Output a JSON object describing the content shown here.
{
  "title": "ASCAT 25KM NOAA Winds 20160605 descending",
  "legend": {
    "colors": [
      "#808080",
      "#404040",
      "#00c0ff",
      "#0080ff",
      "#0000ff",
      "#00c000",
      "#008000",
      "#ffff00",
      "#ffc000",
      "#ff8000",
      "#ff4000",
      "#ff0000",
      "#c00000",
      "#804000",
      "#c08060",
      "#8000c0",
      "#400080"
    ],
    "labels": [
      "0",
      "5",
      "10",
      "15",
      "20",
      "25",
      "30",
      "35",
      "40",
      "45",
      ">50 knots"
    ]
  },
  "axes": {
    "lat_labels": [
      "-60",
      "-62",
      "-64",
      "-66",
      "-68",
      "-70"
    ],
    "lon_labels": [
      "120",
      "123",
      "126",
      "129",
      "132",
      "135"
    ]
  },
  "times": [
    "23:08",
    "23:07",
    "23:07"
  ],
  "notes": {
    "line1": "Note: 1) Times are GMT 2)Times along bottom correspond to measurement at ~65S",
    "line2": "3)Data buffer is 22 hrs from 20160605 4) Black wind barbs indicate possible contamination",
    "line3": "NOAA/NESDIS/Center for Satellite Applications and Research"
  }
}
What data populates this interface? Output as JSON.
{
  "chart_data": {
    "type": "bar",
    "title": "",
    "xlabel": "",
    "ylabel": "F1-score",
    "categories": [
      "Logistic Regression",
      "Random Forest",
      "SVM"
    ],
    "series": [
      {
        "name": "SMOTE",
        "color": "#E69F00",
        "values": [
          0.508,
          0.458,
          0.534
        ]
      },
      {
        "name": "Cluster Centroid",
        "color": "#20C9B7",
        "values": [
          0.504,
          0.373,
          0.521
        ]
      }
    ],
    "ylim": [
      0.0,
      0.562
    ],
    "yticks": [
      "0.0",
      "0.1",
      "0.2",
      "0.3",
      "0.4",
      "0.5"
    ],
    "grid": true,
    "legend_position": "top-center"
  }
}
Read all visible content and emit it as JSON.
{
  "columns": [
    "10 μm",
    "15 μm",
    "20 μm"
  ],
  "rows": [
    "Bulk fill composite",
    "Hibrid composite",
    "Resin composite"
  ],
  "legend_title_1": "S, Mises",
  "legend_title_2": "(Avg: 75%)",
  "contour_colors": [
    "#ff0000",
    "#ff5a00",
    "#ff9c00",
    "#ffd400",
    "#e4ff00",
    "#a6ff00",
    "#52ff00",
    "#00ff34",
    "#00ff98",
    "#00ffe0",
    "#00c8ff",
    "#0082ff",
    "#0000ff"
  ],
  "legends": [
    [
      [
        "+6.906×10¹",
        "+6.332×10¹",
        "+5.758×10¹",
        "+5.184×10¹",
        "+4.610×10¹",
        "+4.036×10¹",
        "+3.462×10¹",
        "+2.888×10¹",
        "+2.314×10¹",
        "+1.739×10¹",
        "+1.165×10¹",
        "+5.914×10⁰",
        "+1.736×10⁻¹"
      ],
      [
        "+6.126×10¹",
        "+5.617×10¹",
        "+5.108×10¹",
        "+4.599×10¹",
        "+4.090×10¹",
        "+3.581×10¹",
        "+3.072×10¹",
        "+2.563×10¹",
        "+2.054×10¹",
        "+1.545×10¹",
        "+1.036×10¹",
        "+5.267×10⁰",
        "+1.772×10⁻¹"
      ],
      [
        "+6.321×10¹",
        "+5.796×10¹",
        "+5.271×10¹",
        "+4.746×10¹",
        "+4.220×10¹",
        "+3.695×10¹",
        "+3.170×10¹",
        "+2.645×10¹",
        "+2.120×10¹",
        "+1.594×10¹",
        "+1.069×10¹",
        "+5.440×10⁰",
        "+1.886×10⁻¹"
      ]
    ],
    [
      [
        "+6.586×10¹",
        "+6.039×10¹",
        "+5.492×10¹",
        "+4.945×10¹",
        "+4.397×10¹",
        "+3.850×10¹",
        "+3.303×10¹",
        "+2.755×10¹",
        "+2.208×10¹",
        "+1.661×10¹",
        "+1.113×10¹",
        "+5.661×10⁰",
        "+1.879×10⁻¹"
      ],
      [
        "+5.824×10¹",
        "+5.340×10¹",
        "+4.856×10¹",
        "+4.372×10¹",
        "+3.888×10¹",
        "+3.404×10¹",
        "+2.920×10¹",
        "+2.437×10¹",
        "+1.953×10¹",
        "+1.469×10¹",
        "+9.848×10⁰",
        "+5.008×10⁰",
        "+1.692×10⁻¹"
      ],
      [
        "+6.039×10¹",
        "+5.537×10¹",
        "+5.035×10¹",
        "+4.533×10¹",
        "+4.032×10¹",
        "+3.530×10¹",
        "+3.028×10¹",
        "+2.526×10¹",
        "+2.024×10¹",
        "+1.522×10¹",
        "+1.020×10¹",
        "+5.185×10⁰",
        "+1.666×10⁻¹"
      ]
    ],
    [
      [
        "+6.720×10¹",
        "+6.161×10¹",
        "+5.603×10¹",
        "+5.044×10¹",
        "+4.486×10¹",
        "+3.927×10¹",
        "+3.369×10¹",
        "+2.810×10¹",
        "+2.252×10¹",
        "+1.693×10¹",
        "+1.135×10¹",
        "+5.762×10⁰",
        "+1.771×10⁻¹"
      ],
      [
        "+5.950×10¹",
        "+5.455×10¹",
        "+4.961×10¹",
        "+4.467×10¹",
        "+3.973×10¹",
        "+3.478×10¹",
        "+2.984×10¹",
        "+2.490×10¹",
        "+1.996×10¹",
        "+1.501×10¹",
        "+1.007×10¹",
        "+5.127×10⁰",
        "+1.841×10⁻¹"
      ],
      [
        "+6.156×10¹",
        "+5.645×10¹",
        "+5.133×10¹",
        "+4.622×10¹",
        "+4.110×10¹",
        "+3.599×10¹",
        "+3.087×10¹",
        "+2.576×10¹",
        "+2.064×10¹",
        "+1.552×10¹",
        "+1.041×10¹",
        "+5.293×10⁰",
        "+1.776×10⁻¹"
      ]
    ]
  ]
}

┄┄┄┄┄┄┄┄┄┄

Stated exercise: Give an exact copy of all the data shown above.

Result for this exercise:
Output a JSON object describing the content shown here.
{
  "title": "ASCAT 25KM NOAA Winds 20160605 descending",
  "legend": {
    "colors": [
      "#808080",
      "#404040",
      "#00c0ff",
      "#0080ff",
      "#0000ff",
      "#00c000",
      "#008000",
      "#ffff00",
      "#ffc000",
      "#ff8000",
      "#ff4000",
      "#ff0000",
      "#c00000",
      "#804000",
      "#c08060",
      "#8000c0",
      "#400080"
    ],
    "labels": [
      "0",
      "5",
      "10",
      "15",
      "20",
      "25",
      "30",
      "35",
      "40",
      "45",
      ">50 knots"
    ]
  },
  "axes": {
    "lat_labels": [
      "-60",
      "-62",
      "-64",
      "-66",
      "-68",
      "-70"
    ],
    "lon_labels": [
      "120",
      "123",
      "126",
      "129",
      "132",
      "135"
    ]
  },
  "times": [
    "23:08",
    "23:07",
    "23:07"
  ],
  "notes": {
    "line1": "Note: 1) Times are GMT 2)Times along bottom correspond to measurement at ~65S",
    "line2": "3)Data buffer is 22 hrs from 20160605 4) Black wind barbs indicate possible contamination",
    "line3": "NOAA/NESDIS/Center for Satellite Applications and Research"
  }
}
What data populates this interface? Output as JSON.
{
  "chart_data": {
    "type": "bar",
    "title": "",
    "xlabel": "",
    "ylabel": "F1-score",
    "categories": [
      "Logistic Regression",
      "Random Forest",
      "SVM"
    ],
    "series": [
      {
        "name": "SMOTE",
        "color": "#E69F00",
        "values": [
          0.508,
          0.458,
          0.534
        ]
      },
      {
        "name": "Cluster Centroid",
        "color": "#20C9B7",
        "values": [
          0.504,
          0.373,
          0.521
        ]
      }
    ],
    "ylim": [
      0.0,
      0.562
    ],
    "yticks": [
      "0.0",
      "0.1",
      "0.2",
      "0.3",
      "0.4",
      "0.5"
    ],
    "grid": true,
    "legend_position": "top-center"
  }
}
Read all visible content and emit it as JSON.
{
  "columns": [
    "10 μm",
    "15 μm",
    "20 μm"
  ],
  "rows": [
    "Bulk fill composite",
    "Hibrid composite",
    "Resin composite"
  ],
  "legend_title_1": "S, Mises",
  "legend_title_2": "(Avg: 75%)",
  "contour_colors": [
    "#ff0000",
    "#ff5a00",
    "#ff9c00",
    "#ffd400",
    "#e4ff00",
    "#a6ff00",
    "#52ff00",
    "#00ff34",
    "#00ff98",
    "#00ffe0",
    "#00c8ff",
    "#0082ff",
    "#0000ff"
  ],
  "legends": [
    [
      [
        "+6.906×10¹",
        "+6.332×10¹",
        "+5.758×10¹",
        "+5.184×10¹",
        "+4.610×10¹",
        "+4.036×10¹",
        "+3.462×10¹",
        "+2.888×10¹",
        "+2.314×10¹",
        "+1.739×10¹",
        "+1.165×10¹",
        "+5.914×10⁰",
        "+1.736×10⁻¹"
      ],
      [
        "+6.126×10¹",
        "+5.617×10¹",
        "+5.108×10¹",
        "+4.599×10¹",
        "+4.090×10¹",
        "+3.581×10¹",
        "+3.072×10¹",
        "+2.563×10¹",
        "+2.054×10¹",
        "+1.545×10¹",
        "+1.036×10¹",
        "+5.267×10⁰",
        "+1.772×10⁻¹"
      ],
      [
        "+6.321×10¹",
        "+5.796×10¹",
        "+5.271×10¹",
        "+4.746×10¹",
        "+4.220×10¹",
        "+3.695×10¹",
        "+3.170×10¹",
        "+2.645×10¹",
        "+2.120×10¹",
        "+1.594×10¹",
        "+1.069×10¹",
        "+5.440×10⁰",
        "+1.886×10⁻¹"
      ]
    ],
    [
      [
        "+6.586×10¹",
        "+6.039×10¹",
        "+5.492×10¹",
        "+4.945×10¹",
        "+4.397×10¹",
        "+3.850×10¹",
        "+3.303×10¹",
        "+2.755×10¹",
        "+2.208×10¹",
        "+1.661×10¹",
        "+1.113×10¹",
        "+5.661×10⁰",
        "+1.879×10⁻¹"
      ],
      [
        "+5.824×10¹",
        "+5.340×10¹",
        "+4.856×10¹",
        "+4.372×10¹",
        "+3.888×10¹",
        "+3.404×10¹",
        "+2.920×10¹",
        "+2.437×10¹",
        "+1.953×10¹",
        "+1.469×10¹",
        "+9.848×10⁰",
        "+5.008×10⁰",
        "+1.692×10⁻¹"
      ],
      [
        "+6.039×10¹",
        "+5.537×10¹",
        "+5.035×10¹",
        "+4.533×10¹",
        "+4.032×10¹",
        "+3.530×10¹",
        "+3.028×10¹",
        "+2.526×10¹",
        "+2.024×10¹",
        "+1.522×10¹",
        "+1.020×10¹",
        "+5.185×10⁰",
        "+1.666×10⁻¹"
      ]
    ],
    [
      [
        "+6.720×10¹",
        "+6.161×10¹",
        "+5.603×10¹",
        "+5.044×10¹",
        "+4.486×10¹",
        "+3.927×10¹",
        "+3.369×10¹",
        "+2.810×10¹",
        "+2.252×10¹",
        "+1.693×10¹",
        "+1.135×10¹",
        "+5.762×10⁰",
        "+1.771×10⁻¹"
      ],
      [
        "+5.950×10¹",
        "+5.455×10¹",
        "+4.961×10¹",
        "+4.467×10¹",
        "+3.973×10¹",
        "+3.478×10¹",
        "+2.984×10¹",
        "+2.490×10¹",
        "+1.996×10¹",
        "+1.501×10¹",
        "+1.007×10¹",
        "+5.127×10⁰",
        "+1.841×10⁻¹"
      ],
      [
        "+6.156×10¹",
        "+5.645×10¹",
        "+5.133×10¹",
        "+4.622×10¹",
        "+4.110×10¹",
        "+3.599×10¹",
        "+3.087×10¹",
        "+2.576×10¹",
        "+2.064×10¹",
        "+1.552×10¹",
        "+1.041×10¹",
        "+5.293×10⁰",
        "+1.776×10⁻¹"
      ]
    ]
  ]
}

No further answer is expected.